* _Recorded information_
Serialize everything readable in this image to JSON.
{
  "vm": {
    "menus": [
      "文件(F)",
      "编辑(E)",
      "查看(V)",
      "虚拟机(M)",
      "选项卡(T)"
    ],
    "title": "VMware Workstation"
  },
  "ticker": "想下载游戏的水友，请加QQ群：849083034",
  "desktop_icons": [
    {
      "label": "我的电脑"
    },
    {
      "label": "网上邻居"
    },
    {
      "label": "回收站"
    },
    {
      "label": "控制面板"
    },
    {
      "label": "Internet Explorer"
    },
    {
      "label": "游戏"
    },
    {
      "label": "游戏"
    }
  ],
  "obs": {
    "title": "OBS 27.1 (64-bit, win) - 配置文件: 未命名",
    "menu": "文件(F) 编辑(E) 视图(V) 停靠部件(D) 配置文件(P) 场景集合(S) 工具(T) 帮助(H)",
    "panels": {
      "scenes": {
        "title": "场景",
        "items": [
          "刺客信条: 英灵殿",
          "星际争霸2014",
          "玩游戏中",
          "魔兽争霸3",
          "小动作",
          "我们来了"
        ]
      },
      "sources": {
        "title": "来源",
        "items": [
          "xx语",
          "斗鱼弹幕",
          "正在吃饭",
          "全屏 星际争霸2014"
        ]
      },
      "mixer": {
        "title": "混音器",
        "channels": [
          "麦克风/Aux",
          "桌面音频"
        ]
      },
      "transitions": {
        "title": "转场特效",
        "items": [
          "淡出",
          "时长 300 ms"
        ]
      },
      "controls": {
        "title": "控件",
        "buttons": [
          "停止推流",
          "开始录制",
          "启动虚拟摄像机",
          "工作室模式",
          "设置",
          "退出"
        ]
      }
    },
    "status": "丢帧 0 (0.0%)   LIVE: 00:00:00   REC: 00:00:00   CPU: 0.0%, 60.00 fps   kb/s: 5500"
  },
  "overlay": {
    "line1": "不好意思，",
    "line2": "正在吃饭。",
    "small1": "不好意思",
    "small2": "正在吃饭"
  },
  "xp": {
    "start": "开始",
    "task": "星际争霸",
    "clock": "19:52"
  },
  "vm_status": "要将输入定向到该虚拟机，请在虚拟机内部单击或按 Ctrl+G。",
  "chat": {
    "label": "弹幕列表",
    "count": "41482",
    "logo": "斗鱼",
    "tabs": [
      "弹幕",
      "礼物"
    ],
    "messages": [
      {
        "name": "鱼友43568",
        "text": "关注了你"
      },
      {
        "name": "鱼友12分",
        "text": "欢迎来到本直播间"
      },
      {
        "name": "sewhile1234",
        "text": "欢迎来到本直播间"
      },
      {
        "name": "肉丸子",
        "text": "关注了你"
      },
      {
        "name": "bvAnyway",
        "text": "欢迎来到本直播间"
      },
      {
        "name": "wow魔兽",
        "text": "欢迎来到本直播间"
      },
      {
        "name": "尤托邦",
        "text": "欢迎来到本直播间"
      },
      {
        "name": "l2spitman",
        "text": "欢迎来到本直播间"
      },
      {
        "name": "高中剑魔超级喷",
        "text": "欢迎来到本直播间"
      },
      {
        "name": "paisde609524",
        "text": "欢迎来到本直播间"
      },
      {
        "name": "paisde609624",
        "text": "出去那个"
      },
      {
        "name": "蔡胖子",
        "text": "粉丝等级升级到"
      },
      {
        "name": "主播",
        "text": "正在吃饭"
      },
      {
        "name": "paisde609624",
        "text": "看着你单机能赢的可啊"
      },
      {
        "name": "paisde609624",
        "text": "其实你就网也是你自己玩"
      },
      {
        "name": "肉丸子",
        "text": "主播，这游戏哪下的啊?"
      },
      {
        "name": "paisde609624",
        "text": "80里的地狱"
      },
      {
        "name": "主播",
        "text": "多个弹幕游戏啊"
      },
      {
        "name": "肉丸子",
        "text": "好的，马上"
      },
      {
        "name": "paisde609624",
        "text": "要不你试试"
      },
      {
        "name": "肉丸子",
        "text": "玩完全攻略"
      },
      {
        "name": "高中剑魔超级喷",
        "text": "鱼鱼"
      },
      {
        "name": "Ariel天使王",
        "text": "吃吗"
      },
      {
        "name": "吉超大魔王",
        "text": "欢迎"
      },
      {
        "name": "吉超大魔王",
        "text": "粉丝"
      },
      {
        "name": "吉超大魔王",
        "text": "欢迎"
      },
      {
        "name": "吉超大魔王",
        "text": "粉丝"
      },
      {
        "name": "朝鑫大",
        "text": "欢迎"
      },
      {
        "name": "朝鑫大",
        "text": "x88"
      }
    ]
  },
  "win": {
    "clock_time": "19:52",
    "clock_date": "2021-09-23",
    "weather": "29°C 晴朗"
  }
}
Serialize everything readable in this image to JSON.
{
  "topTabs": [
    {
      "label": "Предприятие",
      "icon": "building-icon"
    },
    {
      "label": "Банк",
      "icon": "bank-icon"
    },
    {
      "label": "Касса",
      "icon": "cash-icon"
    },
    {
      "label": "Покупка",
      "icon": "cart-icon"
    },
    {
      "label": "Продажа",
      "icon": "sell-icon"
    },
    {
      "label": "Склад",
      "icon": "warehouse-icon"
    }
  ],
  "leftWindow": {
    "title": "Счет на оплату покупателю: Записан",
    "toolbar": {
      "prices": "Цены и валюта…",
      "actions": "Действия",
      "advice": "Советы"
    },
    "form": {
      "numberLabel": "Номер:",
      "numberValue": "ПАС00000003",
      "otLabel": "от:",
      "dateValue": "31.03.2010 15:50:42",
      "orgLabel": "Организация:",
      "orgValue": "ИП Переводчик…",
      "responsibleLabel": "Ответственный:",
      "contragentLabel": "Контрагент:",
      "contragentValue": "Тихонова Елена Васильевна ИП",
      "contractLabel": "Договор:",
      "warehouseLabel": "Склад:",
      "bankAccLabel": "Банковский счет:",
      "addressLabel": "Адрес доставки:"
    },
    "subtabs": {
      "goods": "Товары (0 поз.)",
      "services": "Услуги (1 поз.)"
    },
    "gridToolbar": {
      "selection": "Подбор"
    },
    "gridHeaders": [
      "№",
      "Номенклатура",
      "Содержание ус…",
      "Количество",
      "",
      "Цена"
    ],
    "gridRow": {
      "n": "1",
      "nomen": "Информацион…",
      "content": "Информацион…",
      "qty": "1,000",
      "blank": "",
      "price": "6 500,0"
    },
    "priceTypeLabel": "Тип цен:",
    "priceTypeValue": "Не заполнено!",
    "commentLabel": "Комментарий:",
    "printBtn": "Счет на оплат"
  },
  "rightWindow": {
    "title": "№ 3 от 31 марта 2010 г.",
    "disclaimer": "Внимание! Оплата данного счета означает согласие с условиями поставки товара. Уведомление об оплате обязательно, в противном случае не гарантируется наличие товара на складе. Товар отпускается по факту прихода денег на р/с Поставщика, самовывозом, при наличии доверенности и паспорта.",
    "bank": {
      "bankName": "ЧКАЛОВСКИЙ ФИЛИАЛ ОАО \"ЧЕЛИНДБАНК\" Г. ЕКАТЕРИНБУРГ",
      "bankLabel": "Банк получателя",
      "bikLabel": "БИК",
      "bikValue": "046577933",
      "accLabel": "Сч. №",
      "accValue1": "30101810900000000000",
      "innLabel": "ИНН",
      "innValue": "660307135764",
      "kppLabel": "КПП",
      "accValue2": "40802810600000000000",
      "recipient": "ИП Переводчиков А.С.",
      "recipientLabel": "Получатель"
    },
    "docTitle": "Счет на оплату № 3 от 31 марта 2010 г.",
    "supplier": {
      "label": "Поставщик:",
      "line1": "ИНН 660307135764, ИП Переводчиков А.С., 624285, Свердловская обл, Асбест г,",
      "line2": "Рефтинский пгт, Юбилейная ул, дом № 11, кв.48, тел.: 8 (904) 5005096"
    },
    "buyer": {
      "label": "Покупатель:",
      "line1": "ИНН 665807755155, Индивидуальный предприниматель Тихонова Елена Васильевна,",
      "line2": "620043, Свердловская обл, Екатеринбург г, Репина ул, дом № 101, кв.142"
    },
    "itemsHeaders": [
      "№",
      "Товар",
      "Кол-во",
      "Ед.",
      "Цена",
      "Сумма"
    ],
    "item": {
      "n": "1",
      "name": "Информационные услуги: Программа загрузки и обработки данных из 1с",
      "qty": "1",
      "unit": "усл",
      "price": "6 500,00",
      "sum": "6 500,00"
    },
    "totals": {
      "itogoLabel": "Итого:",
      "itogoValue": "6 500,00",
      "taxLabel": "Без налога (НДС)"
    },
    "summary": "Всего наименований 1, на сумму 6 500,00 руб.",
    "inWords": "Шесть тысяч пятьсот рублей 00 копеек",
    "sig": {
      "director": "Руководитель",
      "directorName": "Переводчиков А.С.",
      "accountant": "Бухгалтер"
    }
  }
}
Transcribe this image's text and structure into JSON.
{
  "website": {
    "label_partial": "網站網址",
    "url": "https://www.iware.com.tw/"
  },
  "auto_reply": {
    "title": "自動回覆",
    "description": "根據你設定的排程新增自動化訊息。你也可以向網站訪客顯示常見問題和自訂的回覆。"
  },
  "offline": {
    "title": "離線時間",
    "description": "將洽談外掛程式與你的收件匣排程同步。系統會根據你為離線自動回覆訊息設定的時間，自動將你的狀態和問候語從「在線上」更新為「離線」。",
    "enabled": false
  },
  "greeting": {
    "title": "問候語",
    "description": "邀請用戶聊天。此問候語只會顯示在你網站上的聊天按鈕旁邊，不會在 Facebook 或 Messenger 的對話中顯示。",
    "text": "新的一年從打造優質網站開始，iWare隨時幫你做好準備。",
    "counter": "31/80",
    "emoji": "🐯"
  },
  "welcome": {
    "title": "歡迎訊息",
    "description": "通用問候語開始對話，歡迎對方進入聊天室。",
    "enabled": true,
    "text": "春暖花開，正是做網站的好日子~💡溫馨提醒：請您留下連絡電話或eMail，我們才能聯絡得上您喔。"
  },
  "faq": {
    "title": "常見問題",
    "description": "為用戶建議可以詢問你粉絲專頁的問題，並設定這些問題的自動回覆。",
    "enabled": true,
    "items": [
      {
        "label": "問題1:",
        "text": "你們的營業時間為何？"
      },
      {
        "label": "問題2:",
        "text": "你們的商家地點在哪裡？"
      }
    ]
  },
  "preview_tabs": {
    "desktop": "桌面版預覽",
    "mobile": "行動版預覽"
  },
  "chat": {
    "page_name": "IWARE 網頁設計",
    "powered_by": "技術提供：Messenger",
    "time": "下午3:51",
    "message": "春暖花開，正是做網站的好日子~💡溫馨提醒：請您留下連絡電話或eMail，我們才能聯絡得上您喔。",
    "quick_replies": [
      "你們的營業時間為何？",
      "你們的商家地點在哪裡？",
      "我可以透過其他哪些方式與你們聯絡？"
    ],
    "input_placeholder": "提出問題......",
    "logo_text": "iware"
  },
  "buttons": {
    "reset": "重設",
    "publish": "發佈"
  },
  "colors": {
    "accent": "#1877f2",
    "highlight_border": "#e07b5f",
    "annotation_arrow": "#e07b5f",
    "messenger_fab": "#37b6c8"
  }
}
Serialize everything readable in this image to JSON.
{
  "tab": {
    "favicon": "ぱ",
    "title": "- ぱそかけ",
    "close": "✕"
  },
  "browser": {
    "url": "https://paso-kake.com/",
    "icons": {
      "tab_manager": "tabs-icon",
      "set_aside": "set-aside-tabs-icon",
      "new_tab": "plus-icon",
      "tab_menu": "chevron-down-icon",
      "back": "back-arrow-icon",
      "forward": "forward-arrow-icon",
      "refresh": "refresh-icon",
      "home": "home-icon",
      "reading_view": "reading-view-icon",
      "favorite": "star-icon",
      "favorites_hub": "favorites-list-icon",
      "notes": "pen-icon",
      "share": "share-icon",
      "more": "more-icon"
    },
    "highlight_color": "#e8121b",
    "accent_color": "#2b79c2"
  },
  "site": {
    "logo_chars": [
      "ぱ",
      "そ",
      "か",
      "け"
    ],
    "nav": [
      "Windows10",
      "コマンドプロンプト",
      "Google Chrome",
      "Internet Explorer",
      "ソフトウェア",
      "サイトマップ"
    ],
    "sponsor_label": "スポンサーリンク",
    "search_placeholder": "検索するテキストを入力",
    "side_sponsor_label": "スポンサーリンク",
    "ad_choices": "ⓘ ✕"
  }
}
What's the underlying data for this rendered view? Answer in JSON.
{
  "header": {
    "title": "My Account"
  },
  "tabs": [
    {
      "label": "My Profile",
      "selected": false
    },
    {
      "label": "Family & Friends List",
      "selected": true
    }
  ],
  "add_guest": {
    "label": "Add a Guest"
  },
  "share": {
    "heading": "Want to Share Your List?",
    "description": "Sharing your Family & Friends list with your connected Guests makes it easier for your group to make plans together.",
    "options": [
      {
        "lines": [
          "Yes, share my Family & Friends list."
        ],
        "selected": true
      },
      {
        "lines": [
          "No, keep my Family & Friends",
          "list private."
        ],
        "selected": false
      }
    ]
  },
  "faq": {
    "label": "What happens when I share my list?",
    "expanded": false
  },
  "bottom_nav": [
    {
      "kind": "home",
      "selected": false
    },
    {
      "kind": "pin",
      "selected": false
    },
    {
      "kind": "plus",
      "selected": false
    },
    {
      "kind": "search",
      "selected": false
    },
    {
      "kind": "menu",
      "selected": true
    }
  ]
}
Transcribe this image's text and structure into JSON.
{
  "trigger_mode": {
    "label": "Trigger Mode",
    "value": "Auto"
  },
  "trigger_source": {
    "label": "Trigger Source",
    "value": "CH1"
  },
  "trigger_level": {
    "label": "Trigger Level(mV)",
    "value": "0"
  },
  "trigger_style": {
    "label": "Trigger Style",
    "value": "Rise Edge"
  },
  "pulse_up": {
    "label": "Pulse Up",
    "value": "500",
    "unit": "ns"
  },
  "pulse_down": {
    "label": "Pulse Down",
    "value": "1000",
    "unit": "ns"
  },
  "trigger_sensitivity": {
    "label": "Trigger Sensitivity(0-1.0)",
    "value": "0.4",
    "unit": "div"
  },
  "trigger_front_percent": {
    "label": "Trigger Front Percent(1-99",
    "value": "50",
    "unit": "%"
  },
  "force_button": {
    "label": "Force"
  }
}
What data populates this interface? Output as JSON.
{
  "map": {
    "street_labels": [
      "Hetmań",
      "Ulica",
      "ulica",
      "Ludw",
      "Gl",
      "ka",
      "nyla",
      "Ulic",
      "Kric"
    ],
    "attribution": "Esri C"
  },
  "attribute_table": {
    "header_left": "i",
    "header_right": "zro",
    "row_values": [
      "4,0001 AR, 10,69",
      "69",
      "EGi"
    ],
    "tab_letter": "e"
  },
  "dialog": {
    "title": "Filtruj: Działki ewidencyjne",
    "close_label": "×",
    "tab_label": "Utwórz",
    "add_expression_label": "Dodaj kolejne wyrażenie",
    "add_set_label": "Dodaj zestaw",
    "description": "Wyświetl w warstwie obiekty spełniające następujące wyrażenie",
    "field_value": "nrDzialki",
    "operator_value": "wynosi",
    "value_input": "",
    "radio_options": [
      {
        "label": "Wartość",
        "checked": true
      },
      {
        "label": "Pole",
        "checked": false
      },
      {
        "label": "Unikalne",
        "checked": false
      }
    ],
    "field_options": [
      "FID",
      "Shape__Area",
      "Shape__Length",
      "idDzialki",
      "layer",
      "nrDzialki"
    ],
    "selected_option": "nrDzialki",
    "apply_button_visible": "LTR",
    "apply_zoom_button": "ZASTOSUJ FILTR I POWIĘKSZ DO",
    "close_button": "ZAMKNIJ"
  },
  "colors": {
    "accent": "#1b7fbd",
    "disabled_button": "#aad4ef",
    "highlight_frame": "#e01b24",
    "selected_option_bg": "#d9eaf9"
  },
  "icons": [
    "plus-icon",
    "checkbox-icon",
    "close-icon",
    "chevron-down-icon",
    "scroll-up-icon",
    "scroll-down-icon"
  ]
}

* _Given exercise_
Go through the records above and copy every line with the word "Explorer".

* _Result_
      "label": "Internet Explorer"
      "Internet Explorer",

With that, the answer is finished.